▸ WHAT YOU ARE ASKED TO DO:
Copy the material below line for line without changing anything, and leave out the pictures.

▸ MATERIAL TO PROCESS:
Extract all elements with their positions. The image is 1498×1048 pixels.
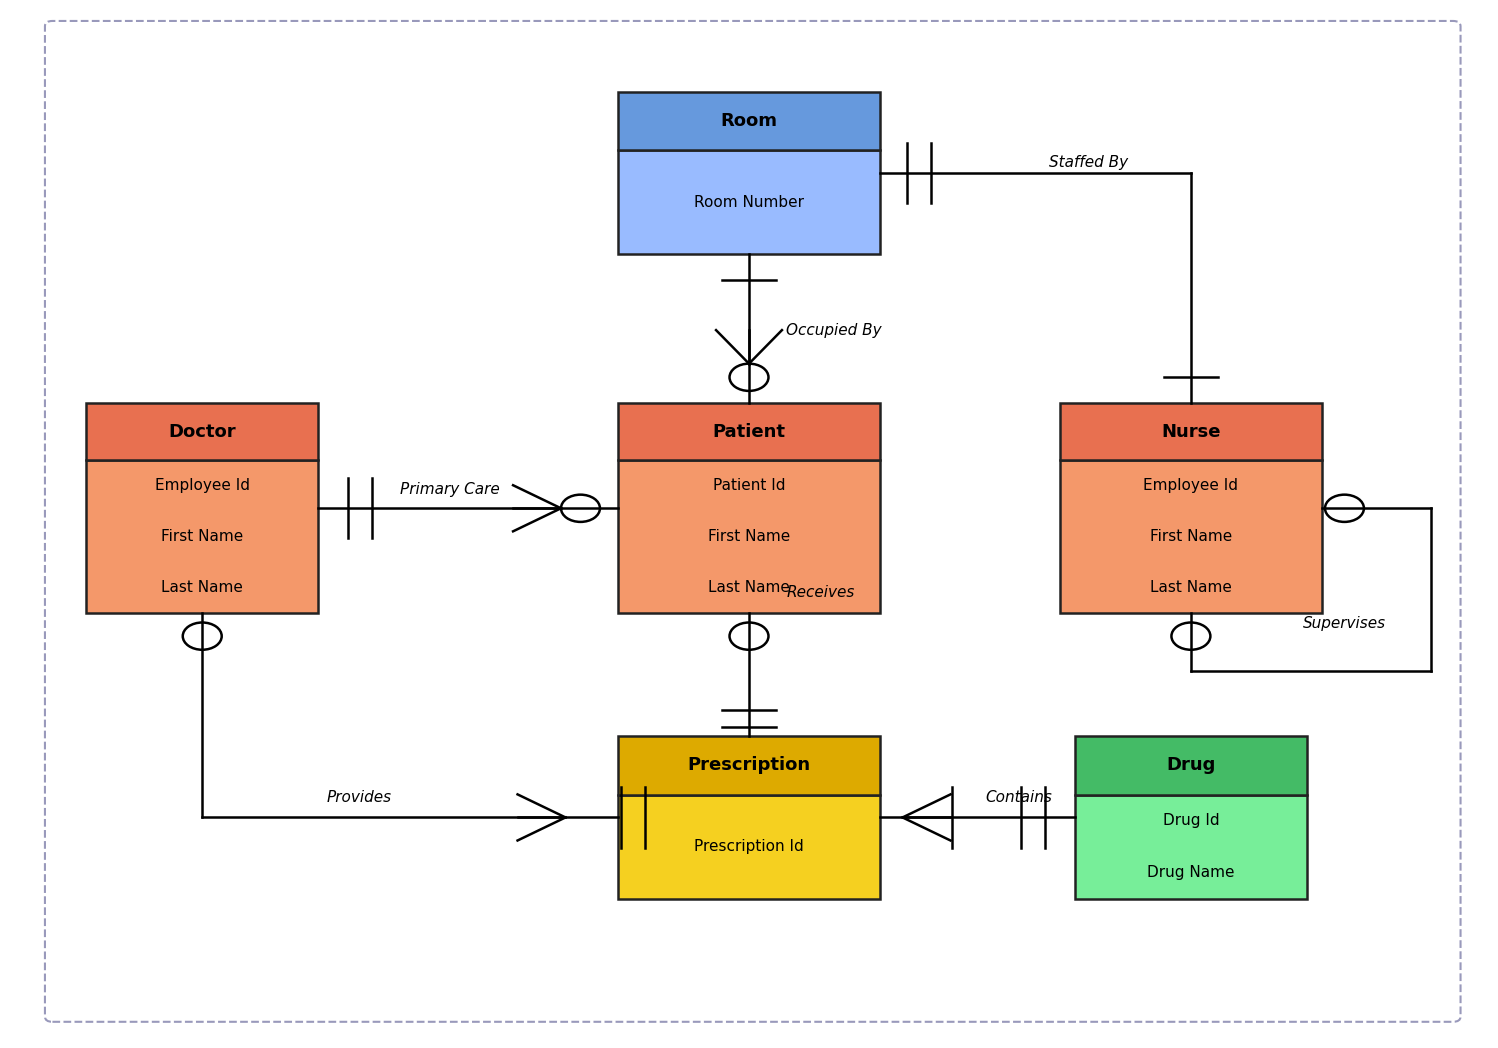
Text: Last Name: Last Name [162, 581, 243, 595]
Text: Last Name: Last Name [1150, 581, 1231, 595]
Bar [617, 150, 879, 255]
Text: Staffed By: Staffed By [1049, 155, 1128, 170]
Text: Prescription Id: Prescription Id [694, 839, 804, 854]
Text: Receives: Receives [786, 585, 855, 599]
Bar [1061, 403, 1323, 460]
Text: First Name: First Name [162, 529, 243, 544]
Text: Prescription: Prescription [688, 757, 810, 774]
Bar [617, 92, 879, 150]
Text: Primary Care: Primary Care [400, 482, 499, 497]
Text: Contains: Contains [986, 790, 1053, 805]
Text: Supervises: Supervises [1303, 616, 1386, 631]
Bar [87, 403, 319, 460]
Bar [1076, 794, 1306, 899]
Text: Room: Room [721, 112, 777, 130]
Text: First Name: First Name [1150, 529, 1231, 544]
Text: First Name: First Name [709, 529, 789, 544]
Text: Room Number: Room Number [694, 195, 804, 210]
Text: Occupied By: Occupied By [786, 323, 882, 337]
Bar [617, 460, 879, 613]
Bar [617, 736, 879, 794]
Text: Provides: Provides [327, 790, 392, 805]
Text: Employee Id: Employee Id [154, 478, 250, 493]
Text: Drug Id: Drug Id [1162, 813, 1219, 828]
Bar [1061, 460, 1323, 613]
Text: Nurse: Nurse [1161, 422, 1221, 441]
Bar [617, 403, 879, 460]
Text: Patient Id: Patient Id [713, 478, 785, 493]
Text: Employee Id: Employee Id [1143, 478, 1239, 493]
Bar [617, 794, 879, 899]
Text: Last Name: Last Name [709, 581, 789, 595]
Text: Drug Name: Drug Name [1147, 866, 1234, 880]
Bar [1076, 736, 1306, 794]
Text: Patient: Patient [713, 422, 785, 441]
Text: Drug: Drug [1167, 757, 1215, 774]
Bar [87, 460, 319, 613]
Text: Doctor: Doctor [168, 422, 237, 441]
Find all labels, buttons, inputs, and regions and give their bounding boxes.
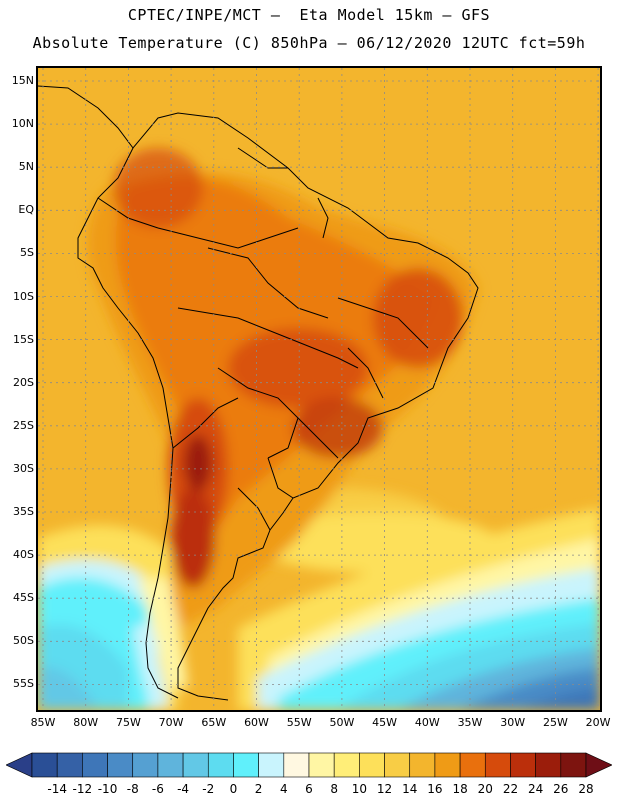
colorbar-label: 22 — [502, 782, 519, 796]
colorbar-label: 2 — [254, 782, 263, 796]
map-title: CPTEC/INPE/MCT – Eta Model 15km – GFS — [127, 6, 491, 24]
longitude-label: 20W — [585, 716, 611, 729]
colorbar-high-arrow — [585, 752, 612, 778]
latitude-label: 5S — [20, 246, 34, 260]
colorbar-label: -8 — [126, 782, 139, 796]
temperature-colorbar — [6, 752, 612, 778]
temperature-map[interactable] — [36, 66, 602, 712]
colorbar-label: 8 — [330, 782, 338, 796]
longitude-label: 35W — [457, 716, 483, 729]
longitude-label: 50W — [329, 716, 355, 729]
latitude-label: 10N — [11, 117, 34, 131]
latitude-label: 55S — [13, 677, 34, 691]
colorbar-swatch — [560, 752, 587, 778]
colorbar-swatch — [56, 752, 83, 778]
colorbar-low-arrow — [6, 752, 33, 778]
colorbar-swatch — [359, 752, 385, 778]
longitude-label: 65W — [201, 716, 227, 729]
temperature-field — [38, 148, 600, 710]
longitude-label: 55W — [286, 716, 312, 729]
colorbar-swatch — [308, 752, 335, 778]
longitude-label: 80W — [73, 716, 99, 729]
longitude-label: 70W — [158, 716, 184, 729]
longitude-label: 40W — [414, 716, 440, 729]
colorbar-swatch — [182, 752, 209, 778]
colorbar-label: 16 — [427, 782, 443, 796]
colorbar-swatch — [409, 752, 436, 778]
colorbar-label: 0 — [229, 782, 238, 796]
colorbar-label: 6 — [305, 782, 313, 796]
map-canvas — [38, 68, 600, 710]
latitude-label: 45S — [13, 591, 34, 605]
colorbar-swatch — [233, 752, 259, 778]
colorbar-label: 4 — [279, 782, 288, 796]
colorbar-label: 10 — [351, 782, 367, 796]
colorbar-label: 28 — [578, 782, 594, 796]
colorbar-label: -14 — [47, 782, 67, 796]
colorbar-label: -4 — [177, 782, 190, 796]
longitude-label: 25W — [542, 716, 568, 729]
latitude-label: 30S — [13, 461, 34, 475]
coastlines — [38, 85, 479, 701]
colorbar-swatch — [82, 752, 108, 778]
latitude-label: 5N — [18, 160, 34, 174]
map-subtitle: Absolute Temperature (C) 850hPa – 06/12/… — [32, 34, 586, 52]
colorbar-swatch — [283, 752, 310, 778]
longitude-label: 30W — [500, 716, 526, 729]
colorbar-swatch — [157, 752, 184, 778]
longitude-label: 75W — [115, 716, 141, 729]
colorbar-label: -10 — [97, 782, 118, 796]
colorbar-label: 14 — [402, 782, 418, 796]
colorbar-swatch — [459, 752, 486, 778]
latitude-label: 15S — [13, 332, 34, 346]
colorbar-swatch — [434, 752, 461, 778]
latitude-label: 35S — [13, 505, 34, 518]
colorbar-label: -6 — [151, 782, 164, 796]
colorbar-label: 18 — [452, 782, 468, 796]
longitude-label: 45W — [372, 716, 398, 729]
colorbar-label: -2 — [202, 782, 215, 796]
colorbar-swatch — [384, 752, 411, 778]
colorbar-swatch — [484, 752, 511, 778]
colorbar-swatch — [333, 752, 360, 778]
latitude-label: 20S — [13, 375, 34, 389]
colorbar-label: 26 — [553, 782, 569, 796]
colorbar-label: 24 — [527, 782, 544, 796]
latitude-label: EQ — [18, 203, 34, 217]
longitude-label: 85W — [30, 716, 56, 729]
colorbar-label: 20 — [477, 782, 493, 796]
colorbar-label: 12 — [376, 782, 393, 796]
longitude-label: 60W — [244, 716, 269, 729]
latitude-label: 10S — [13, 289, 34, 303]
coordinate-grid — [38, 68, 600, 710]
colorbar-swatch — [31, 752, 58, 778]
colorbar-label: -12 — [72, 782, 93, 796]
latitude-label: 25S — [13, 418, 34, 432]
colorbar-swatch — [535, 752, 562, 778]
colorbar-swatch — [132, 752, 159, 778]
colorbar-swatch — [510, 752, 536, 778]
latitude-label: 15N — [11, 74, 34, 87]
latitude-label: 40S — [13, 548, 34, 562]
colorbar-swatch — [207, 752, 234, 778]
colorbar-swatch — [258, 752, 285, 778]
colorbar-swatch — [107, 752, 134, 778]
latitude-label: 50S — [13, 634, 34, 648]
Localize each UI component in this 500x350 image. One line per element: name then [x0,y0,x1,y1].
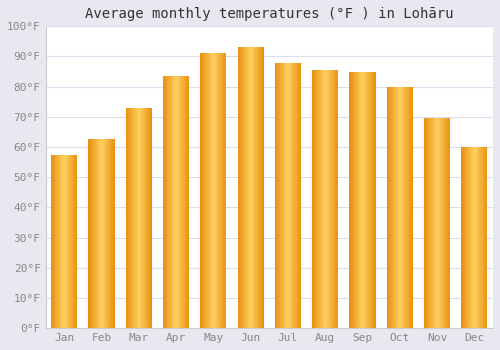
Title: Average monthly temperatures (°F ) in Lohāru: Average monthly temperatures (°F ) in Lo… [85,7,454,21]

▸ RESULT OF THE EXERCISE:
Extract all elements with their positions. The image is 1498×1048 pixels.
Text: Last Name: Last Name [162, 581, 243, 595]
Text: Last Name: Last Name [1150, 581, 1231, 595]
Bar [617, 150, 879, 255]
Text: Staffed By: Staffed By [1049, 155, 1128, 170]
Text: Prescription Id: Prescription Id [694, 839, 804, 854]
Text: Receives: Receives [786, 585, 855, 599]
Bar [1061, 403, 1323, 460]
Text: First Name: First Name [162, 529, 243, 544]
Text: Prescription: Prescription [688, 757, 810, 774]
Bar [617, 92, 879, 150]
Text: Primary Care: Primary Care [400, 482, 499, 497]
Text: Contains: Contains [986, 790, 1053, 805]
Text: Supervises: Supervises [1303, 616, 1386, 631]
Bar [87, 403, 319, 460]
Bar [1076, 794, 1306, 899]
Text: Room: Room [721, 112, 777, 130]
Text: First Name: First Name [1150, 529, 1231, 544]
Text: First Name: First Name [709, 529, 789, 544]
Text: Room Number: Room Number [694, 195, 804, 210]
Text: Occupied By: Occupied By [786, 323, 882, 337]
Bar [617, 460, 879, 613]
Bar [617, 736, 879, 794]
Text: Provides: Provides [327, 790, 392, 805]
Text: Employee Id: Employee Id [154, 478, 250, 493]
Text: Drug Id: Drug Id [1162, 813, 1219, 828]
Bar [1061, 460, 1323, 613]
Text: Nurse: Nurse [1161, 422, 1221, 441]
Bar [617, 403, 879, 460]
Text: Patient Id: Patient Id [713, 478, 785, 493]
Text: Employee Id: Employee Id [1143, 478, 1239, 493]
Bar [617, 794, 879, 899]
Text: Last Name: Last Name [709, 581, 789, 595]
Text: Drug Name: Drug Name [1147, 866, 1234, 880]
Bar [1076, 736, 1306, 794]
Text: Patient: Patient [713, 422, 785, 441]
Text: Drug: Drug [1167, 757, 1215, 774]
Bar [87, 460, 319, 613]
Text: Doctor: Doctor [168, 422, 237, 441]
Find all labels, buttons, inputs, and regions and give their bounding boxes.
colorbar-label: 22 — [502, 782, 519, 796]
colorbar-label: 2 — [254, 782, 263, 796]
map-title: CPTEC/INPE/MCT – Eta Model 15km – GFS — [127, 6, 491, 24]
longitude-label: 20W — [585, 716, 611, 729]
colorbar-high-arrow — [585, 752, 612, 778]
latitude-label: 5S — [20, 246, 34, 260]
colorbar-label: -8 — [126, 782, 139, 796]
temperature-colorbar — [6, 752, 612, 778]
temperature-map[interactable] — [36, 66, 602, 712]
colorbar-label: 8 — [330, 782, 338, 796]
longitude-label: 35W — [457, 716, 483, 729]
longitude-label: 50W — [329, 716, 355, 729]
latitude-label: 10N — [11, 117, 34, 131]
latitude-label: 55S — [13, 677, 34, 691]
colorbar-swatch — [560, 752, 587, 778]
colorbar-swatch — [56, 752, 83, 778]
colorbar-low-arrow — [6, 752, 33, 778]
colorbar-swatch — [359, 752, 385, 778]
longitude-label: 65W — [201, 716, 227, 729]
temperature-field — [38, 148, 600, 710]
longitude-label: 55W — [286, 716, 312, 729]
colorbar-swatch — [308, 752, 335, 778]
longitude-label: 80W — [73, 716, 99, 729]
longitude-label: 70W — [158, 716, 184, 729]
longitude-label: 40W — [414, 716, 440, 729]
colorbar-swatch — [182, 752, 209, 778]
colorbar-label: 16 — [427, 782, 443, 796]
colorbar-swatch — [409, 752, 436, 778]
colorbar-label: 0 — [229, 782, 238, 796]
colorbar-label: 6 — [305, 782, 313, 796]
map-canvas — [38, 68, 600, 710]
latitude-label: 45S — [13, 591, 34, 605]
colorbar-swatch — [233, 752, 259, 778]
colorbar-label: 4 — [279, 782, 288, 796]
colorbar-label: 10 — [351, 782, 367, 796]
colorbar-label: 28 — [578, 782, 594, 796]
colorbar-label: -14 — [47, 782, 67, 796]
colorbar-label: -4 — [177, 782, 190, 796]
longitude-label: 25W — [542, 716, 568, 729]
latitude-label: 30S — [13, 461, 34, 475]
coastlines — [38, 85, 479, 701]
colorbar-swatch — [82, 752, 108, 778]
latitude-label: 5N — [18, 160, 34, 174]
map-subtitle: Absolute Temperature (C) 850hPa – 06/12/… — [32, 34, 586, 52]
colorbar-swatch — [283, 752, 310, 778]
longitude-label: 30W — [500, 716, 526, 729]
colorbar-swatch — [157, 752, 184, 778]
longitude-label: 75W — [115, 716, 141, 729]
colorbar-label: -10 — [97, 782, 118, 796]
colorbar-label: 14 — [402, 782, 418, 796]
colorbar-swatch — [459, 752, 486, 778]
latitude-label: 15S — [13, 332, 34, 346]
colorbar-swatch — [434, 752, 461, 778]
latitude-label: 35S — [13, 505, 34, 518]
colorbar-label: -6 — [151, 782, 164, 796]
colorbar-label: 18 — [452, 782, 468, 796]
longitude-label: 45W — [372, 716, 398, 729]
colorbar-label: -2 — [202, 782, 215, 796]
colorbar-swatch — [384, 752, 411, 778]
colorbar-swatch — [484, 752, 511, 778]
colorbar-swatch — [333, 752, 360, 778]
latitude-label: 20S — [13, 375, 34, 389]
colorbar-label: 26 — [553, 782, 569, 796]
colorbar-label: 24 — [527, 782, 544, 796]
latitude-label: EQ — [18, 203, 34, 217]
longitude-label: 85W — [30, 716, 56, 729]
colorbar-label: 20 — [477, 782, 493, 796]
colorbar-label: 12 — [376, 782, 393, 796]
longitude-label: 60W — [244, 716, 269, 729]
latitude-label: 10S — [13, 289, 34, 303]
coordinate-grid — [38, 68, 600, 710]
colorbar-swatch — [31, 752, 58, 778]
colorbar-label: -12 — [72, 782, 93, 796]
latitude-label: 25S — [13, 418, 34, 432]
colorbar-swatch — [535, 752, 562, 778]
colorbar-swatch — [132, 752, 159, 778]
colorbar-swatch — [510, 752, 536, 778]
latitude-label: 15N — [11, 74, 34, 87]
latitude-label: 40S — [13, 548, 34, 562]
colorbar-swatch — [207, 752, 234, 778]
colorbar-swatch — [258, 752, 285, 778]
colorbar-swatch — [107, 752, 134, 778]
latitude-label: 50S — [13, 634, 34, 648]
Localize each UI component in this 500x350 image. One line per element: name then [x0,y0,x1,y1].
Title: Average monthly temperatures (°F ) in Lohāru: Average monthly temperatures (°F ) in Lo… [85,7,454,21]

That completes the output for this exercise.